Examine each line of the data. Copy those that contain the string "выбытия".

::::::::::

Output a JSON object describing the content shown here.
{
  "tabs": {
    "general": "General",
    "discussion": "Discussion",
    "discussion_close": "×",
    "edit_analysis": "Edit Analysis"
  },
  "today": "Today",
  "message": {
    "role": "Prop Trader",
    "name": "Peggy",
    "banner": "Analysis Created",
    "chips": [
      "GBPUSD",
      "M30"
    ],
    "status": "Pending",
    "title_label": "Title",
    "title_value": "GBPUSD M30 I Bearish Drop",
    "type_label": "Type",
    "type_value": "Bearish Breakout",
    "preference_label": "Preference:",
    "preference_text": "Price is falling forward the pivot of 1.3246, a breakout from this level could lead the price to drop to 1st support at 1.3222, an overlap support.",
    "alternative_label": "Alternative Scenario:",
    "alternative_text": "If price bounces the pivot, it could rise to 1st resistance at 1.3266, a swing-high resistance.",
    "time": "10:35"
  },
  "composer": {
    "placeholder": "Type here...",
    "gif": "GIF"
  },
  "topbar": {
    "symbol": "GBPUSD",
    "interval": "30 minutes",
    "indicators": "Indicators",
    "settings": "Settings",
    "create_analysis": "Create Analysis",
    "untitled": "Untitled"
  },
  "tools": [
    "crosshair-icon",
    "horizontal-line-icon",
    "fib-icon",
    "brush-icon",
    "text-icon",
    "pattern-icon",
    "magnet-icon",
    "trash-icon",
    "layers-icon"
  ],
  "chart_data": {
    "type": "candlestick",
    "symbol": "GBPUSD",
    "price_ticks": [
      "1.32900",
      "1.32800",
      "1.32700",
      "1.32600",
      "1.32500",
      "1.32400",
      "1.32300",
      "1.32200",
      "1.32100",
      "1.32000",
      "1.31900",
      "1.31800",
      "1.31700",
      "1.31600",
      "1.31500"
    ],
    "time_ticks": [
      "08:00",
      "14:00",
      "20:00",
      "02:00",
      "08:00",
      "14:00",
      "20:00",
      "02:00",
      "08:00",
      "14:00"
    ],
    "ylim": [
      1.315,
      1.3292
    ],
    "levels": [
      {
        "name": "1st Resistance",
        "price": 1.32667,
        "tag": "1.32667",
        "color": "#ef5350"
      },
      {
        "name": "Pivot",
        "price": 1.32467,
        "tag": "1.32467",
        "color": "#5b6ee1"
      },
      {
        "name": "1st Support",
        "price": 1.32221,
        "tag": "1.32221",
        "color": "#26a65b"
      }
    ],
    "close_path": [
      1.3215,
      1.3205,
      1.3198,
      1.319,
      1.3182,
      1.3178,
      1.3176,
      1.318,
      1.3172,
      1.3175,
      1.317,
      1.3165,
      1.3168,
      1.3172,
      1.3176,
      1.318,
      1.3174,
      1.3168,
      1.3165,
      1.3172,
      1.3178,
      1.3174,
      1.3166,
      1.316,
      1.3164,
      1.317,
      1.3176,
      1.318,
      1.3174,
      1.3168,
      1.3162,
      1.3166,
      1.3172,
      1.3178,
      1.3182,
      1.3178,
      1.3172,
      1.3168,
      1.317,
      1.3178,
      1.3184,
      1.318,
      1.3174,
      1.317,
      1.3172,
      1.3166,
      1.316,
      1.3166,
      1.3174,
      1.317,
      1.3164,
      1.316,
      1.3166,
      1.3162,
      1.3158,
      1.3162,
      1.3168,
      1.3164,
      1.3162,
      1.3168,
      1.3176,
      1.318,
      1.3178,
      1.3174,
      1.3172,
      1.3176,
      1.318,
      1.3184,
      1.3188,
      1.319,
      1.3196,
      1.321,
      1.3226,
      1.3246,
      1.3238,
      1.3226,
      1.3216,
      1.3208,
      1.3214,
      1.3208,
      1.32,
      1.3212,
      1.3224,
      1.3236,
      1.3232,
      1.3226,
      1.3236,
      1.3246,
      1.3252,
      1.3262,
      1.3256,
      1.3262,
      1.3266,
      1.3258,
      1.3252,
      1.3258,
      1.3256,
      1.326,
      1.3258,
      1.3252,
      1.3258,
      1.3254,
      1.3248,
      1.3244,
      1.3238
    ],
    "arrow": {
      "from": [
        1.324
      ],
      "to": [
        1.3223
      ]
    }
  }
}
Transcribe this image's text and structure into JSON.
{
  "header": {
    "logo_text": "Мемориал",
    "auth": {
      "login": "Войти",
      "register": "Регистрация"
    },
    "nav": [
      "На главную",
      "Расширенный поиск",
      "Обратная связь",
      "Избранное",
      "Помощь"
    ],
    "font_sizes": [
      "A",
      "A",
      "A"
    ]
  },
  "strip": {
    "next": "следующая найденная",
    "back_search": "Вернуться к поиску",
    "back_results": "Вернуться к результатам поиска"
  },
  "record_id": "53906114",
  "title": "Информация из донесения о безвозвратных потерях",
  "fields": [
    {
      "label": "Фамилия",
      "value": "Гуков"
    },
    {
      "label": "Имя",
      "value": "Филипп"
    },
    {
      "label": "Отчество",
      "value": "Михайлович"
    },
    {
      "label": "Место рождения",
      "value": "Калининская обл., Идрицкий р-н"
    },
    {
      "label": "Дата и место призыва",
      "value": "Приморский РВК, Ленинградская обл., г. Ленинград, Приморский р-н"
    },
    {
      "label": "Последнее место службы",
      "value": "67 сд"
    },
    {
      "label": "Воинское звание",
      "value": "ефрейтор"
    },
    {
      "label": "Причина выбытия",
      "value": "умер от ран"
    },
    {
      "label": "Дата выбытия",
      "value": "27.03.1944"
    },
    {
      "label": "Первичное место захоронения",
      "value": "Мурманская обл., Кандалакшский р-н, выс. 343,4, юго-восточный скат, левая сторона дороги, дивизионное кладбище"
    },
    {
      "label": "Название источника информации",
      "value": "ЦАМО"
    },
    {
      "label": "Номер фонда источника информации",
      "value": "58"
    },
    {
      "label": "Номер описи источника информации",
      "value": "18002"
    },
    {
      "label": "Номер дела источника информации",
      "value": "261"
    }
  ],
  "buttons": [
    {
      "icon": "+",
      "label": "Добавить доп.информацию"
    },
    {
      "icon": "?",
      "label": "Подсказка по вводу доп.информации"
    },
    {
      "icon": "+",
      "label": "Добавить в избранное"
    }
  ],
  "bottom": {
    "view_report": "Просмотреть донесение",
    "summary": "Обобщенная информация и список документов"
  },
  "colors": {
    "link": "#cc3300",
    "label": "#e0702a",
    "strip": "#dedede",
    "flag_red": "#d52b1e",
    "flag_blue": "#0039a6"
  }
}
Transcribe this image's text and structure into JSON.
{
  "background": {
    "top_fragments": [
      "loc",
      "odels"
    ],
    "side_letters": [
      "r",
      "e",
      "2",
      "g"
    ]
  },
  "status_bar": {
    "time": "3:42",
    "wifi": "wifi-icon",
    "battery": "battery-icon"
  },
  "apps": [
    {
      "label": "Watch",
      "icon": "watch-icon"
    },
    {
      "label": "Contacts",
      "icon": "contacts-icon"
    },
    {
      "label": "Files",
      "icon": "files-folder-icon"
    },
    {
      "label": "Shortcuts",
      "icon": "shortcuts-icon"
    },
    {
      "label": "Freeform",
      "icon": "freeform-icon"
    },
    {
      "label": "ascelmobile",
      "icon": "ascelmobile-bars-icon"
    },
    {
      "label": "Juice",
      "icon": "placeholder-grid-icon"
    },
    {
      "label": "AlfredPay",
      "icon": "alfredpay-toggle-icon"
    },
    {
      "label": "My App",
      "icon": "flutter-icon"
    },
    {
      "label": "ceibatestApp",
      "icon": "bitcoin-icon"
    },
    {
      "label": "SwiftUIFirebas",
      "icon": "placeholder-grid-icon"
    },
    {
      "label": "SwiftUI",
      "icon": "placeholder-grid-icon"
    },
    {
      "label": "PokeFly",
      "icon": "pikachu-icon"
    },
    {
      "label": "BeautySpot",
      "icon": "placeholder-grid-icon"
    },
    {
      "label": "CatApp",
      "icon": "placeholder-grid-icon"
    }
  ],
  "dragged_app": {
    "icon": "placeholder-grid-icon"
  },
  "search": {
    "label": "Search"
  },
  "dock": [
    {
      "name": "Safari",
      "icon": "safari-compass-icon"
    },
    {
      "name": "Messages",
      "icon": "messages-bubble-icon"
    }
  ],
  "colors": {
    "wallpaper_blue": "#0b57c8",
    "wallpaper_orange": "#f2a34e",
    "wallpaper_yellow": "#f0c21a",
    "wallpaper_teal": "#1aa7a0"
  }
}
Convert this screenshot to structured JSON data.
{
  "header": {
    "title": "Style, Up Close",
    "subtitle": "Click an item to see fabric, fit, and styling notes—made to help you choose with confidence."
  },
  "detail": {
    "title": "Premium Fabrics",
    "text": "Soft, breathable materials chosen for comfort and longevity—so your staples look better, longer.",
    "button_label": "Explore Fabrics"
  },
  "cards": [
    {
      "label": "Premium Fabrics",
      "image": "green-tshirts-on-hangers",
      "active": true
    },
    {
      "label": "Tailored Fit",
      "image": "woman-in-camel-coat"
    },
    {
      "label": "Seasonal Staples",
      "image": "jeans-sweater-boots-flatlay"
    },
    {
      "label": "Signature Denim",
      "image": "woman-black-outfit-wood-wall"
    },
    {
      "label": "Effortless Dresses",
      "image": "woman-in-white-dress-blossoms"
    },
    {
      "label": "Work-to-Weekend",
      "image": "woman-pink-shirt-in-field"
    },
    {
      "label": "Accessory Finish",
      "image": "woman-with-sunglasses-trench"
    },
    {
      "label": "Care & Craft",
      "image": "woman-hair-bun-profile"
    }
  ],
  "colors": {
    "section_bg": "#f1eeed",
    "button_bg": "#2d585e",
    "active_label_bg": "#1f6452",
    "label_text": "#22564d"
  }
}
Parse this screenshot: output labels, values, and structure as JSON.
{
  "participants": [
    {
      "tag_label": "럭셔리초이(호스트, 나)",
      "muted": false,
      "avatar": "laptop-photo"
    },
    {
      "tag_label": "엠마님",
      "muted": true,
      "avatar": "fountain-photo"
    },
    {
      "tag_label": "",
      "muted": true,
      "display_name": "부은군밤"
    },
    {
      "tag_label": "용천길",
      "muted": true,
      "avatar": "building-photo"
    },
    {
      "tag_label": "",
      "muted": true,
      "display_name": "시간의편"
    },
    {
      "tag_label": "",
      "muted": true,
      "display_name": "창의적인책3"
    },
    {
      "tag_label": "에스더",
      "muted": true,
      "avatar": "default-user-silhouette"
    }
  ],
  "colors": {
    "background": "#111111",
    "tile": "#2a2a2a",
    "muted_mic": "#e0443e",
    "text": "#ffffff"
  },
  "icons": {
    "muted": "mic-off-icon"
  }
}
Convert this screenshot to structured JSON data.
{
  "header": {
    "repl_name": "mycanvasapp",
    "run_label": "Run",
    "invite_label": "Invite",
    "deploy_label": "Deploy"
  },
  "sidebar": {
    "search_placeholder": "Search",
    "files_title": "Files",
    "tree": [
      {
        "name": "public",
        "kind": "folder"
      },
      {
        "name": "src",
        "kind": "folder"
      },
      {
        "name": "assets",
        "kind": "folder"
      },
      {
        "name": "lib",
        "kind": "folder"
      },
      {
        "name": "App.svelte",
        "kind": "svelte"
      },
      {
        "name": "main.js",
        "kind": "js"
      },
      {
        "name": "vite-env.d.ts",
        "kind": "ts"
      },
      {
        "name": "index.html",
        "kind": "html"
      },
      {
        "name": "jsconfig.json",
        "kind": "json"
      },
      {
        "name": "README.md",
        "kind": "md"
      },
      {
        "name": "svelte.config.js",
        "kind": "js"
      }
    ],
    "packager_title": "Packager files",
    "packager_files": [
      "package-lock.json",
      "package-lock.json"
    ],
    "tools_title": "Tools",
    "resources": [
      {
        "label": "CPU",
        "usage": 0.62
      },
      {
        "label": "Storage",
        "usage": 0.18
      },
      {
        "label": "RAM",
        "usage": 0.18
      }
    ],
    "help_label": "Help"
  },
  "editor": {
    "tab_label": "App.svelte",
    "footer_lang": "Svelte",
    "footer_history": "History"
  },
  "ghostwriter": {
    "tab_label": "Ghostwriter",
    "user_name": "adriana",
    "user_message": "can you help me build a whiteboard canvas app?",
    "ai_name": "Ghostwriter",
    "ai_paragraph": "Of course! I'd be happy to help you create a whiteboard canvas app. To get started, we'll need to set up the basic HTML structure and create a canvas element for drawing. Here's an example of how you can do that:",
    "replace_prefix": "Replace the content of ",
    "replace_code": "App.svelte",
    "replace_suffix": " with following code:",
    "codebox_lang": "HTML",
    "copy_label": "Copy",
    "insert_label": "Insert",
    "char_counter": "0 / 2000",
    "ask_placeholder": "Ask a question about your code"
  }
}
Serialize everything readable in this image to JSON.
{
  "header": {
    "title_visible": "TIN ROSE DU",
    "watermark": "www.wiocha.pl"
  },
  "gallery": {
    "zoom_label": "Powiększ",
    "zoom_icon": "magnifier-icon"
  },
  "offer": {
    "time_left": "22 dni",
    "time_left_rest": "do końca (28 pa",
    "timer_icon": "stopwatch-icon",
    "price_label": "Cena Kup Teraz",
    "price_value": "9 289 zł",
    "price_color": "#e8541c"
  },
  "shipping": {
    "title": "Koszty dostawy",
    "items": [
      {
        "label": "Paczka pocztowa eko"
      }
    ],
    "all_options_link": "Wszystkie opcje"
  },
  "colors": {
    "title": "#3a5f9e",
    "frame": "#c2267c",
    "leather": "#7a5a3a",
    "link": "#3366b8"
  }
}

::::::::::

• Response
      "label": "Причина выбытия",
      "label": "Дата выбытия",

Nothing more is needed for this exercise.